Repeat the material verbatim and drop the pictures.

(Structured figure records)
START

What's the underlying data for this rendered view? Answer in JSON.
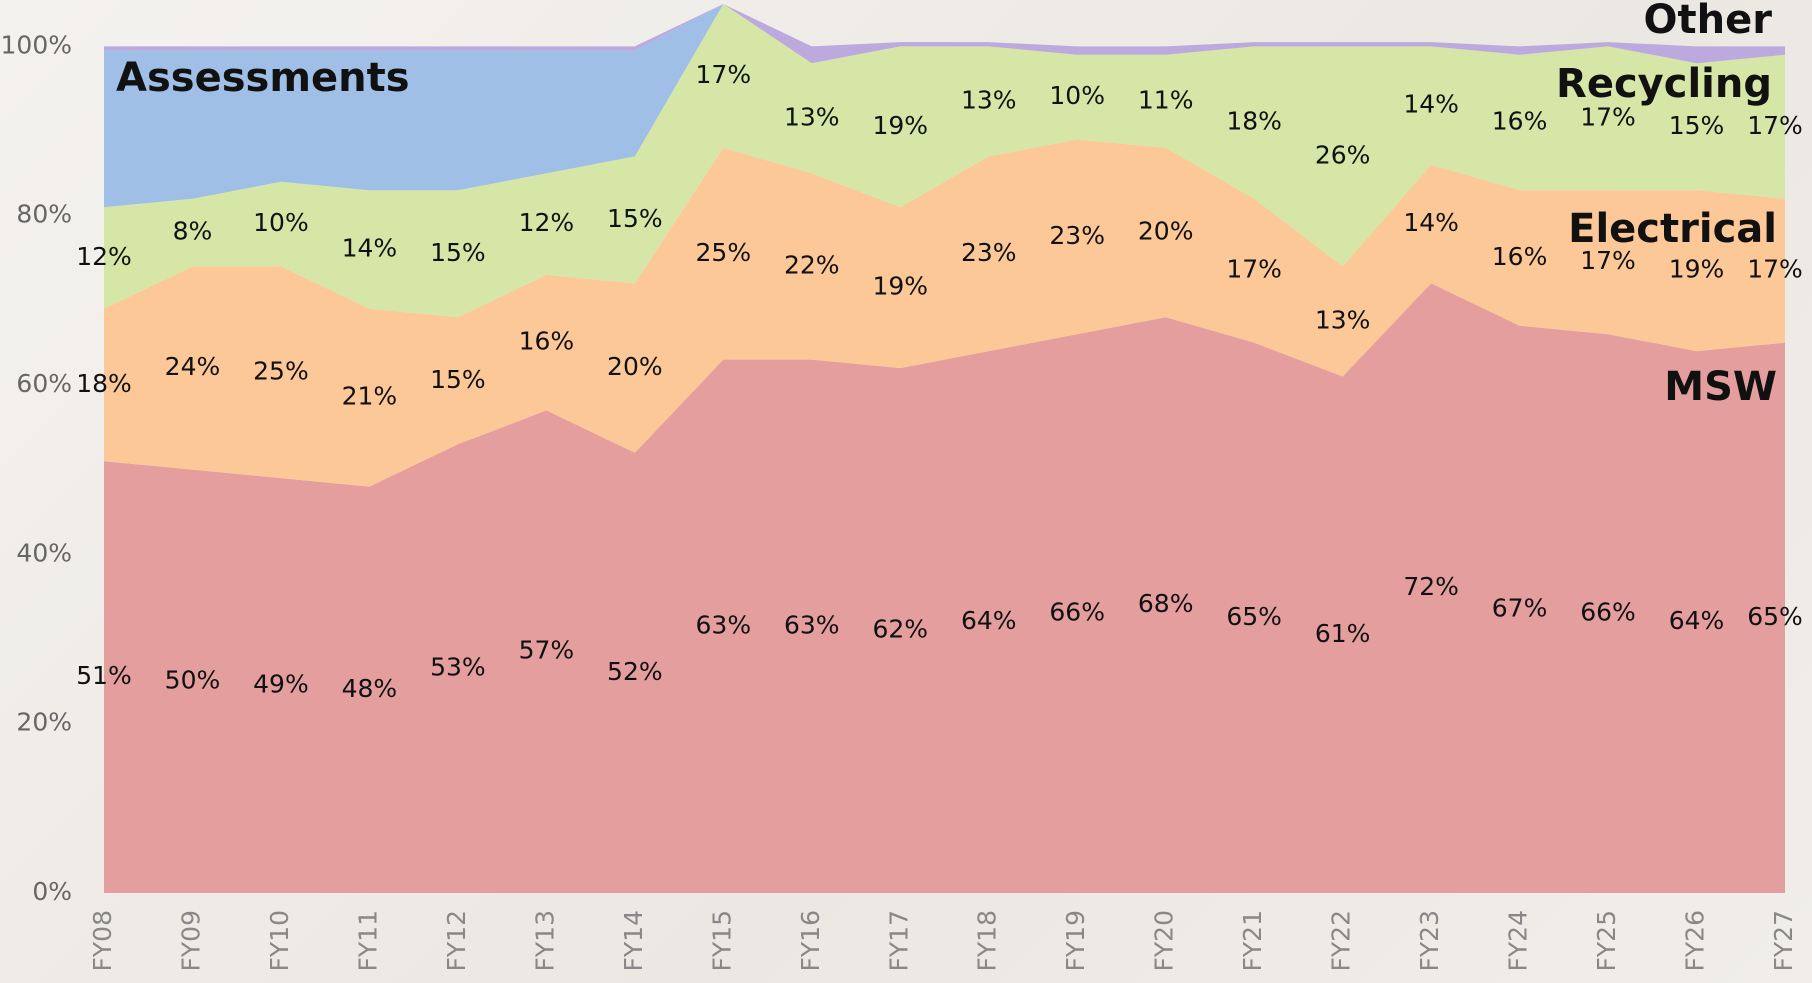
{
  "chart_data": {
    "type": "stacked_area",
    "categories": [
      "FY08",
      "FY09",
      "FY10",
      "FY11",
      "FY12",
      "FY13",
      "FY14",
      "FY15",
      "FY16",
      "FY17",
      "FY18",
      "FY19",
      "FY20",
      "FY21",
      "FY22",
      "FY23",
      "FY24",
      "FY25",
      "FY26",
      "FY27"
    ],
    "series": [
      {
        "name": "MSW",
        "color": "#e49e9e",
        "values": [
          51,
          50,
          49,
          48,
          53,
          57,
          52,
          63,
          63,
          62,
          64,
          66,
          68,
          65,
          61,
          72,
          67,
          66,
          64,
          65
        ],
        "value_labels": [
          "51%",
          "50%",
          "49%",
          "48%",
          "53%",
          "57%",
          "52%",
          "63%",
          "63%",
          "62%",
          "64%",
          "66%",
          "68%",
          "65%",
          "61%",
          "72%",
          "67%",
          "66%",
          "64%",
          "65%"
        ]
      },
      {
        "name": "Electrical",
        "color": "#fdc898",
        "values": [
          18,
          24,
          25,
          21,
          15,
          16,
          20,
          25,
          22,
          19,
          23,
          23,
          20,
          17,
          13,
          14,
          16,
          17,
          19,
          17
        ],
        "value_labels": [
          "18%",
          "24%",
          "25%",
          "21%",
          "15%",
          "16%",
          "20%",
          "25%",
          "22%",
          "19%",
          "23%",
          "23%",
          "20%",
          "17%",
          "13%",
          "14%",
          "16%",
          "17%",
          "19%",
          "17%"
        ]
      },
      {
        "name": "Recycling",
        "color": "#d6e6a6",
        "values": [
          12,
          8,
          10,
          14,
          15,
          12,
          15,
          17,
          13,
          19,
          13,
          10,
          11,
          18,
          26,
          14,
          16,
          17,
          15,
          17
        ],
        "value_labels": [
          "12%",
          "8%",
          "10%",
          "14%",
          "15%",
          "12%",
          "15%",
          "17%",
          "13%",
          "19%",
          "13%",
          "10%",
          "11%",
          "18%",
          "26%",
          "14%",
          "16%",
          "17%",
          "15%",
          "17%"
        ]
      },
      {
        "name": "Assessments",
        "color": "#a0bfe6",
        "values": [
          18.5,
          17.5,
          15.5,
          16.5,
          16.5,
          14.5,
          12.5,
          0,
          0,
          0,
          0,
          0,
          0,
          0,
          0,
          0,
          0,
          0,
          0,
          0
        ]
      },
      {
        "name": "Other",
        "color": "#bcaadf",
        "values": [
          0.5,
          0.5,
          0.5,
          0.5,
          0.5,
          0.5,
          0.5,
          0,
          2,
          0.5,
          0.5,
          1,
          1,
          0.5,
          0.5,
          0.5,
          1,
          0.5,
          2,
          1
        ]
      }
    ],
    "ylim": [
      0,
      105
    ],
    "yticks": [
      {
        "value": 0,
        "label": "0%"
      },
      {
        "value": 20,
        "label": "20%"
      },
      {
        "value": 40,
        "label": "40%"
      },
      {
        "value": 60,
        "label": "60%"
      },
      {
        "value": 80,
        "label": "80%"
      },
      {
        "value": 100,
        "label": "100%"
      }
    ]
  }
}
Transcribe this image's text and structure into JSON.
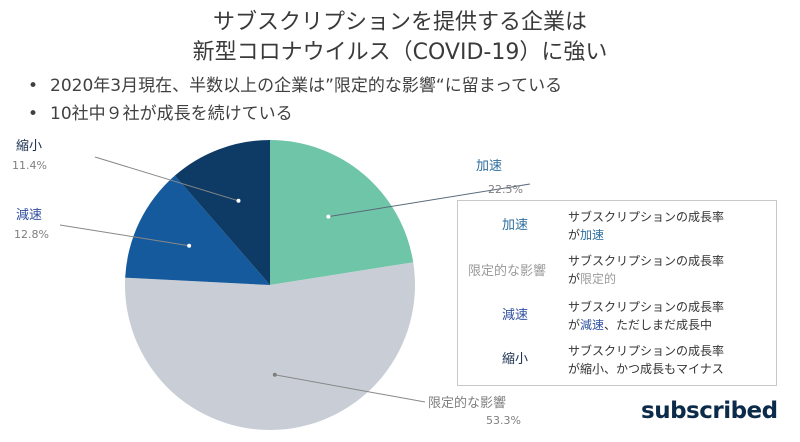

END

Exercise result:
What's the underlying data for this rendered view? Answer in JSON.
{
  "chart_data": {
    "type": "stacked_area",
    "categories": [
      "FY08",
      "FY09",
      "FY10",
      "FY11",
      "FY12",
      "FY13",
      "FY14",
      "FY15",
      "FY16",
      "FY17",
      "FY18",
      "FY19",
      "FY20",
      "FY21",
      "FY22",
      "FY23",
      "FY24",
      "FY25",
      "FY26",
      "FY27"
    ],
    "series": [
      {
        "name": "MSW",
        "color": "#e49e9e",
        "values": [
          51,
          50,
          49,
          48,
          53,
          57,
          52,
          63,
          63,
          62,
          64,
          66,
          68,
          65,
          61,
          72,
          67,
          66,
          64,
          65
        ],
        "value_labels": [
          "51%",
          "50%",
          "49%",
          "48%",
          "53%",
          "57%",
          "52%",
          "63%",
          "63%",
          "62%",
          "64%",
          "66%",
          "68%",
          "65%",
          "61%",
          "72%",
          "67%",
          "66%",
          "64%",
          "65%"
        ]
      },
      {
        "name": "Electrical",
        "color": "#fdc898",
        "values": [
          18,
          24,
          25,
          21,
          15,
          16,
          20,
          25,
          22,
          19,
          23,
          23,
          20,
          17,
          13,
          14,
          16,
          17,
          19,
          17
        ],
        "value_labels": [
          "18%",
          "24%",
          "25%",
          "21%",
          "15%",
          "16%",
          "20%",
          "25%",
          "22%",
          "19%",
          "23%",
          "23%",
          "20%",
          "17%",
          "13%",
          "14%",
          "16%",
          "17%",
          "19%",
          "17%"
        ]
      },
      {
        "name": "Recycling",
        "color": "#d6e6a6",
        "values": [
          12,
          8,
          10,
          14,
          15,
          12,
          15,
          17,
          13,
          19,
          13,
          10,
          11,
          18,
          26,
          14,
          16,
          17,
          15,
          17
        ],
        "value_labels": [
          "12%",
          "8%",
          "10%",
          "14%",
          "15%",
          "12%",
          "15%",
          "17%",
          "13%",
          "19%",
          "13%",
          "10%",
          "11%",
          "18%",
          "26%",
          "14%",
          "16%",
          "17%",
          "15%",
          "17%"
        ]
      },
      {
        "name": "Assessments",
        "color": "#a0bfe6",
        "values": [
          18.5,
          17.5,
          15.5,
          16.5,
          16.5,
          14.5,
          12.5,
          0,
          0,
          0,
          0,
          0,
          0,
          0,
          0,
          0,
          0,
          0,
          0,
          0
        ]
      },
      {
        "name": "Other",
        "color": "#bcaadf",
        "values": [
          0.5,
          0.5,
          0.5,
          0.5,
          0.5,
          0.5,
          0.5,
          0,
          2,
          0.5,
          0.5,
          1,
          1,
          0.5,
          0.5,
          0.5,
          1,
          0.5,
          2,
          1
        ]
      }
    ],
    "ylim": [
      0,
      105
    ],
    "yticks": [
      {
        "value": 0,
        "label": "0%"
      },
      {
        "value": 20,
        "label": "20%"
      },
      {
        "value": 40,
        "label": "40%"
      },
      {
        "value": 60,
        "label": "60%"
      },
      {
        "value": 80,
        "label": "80%"
      },
      {
        "value": 100,
        "label": "100%"
      }
    ]
  }
}
Transcribe this image's text and structure into JSON.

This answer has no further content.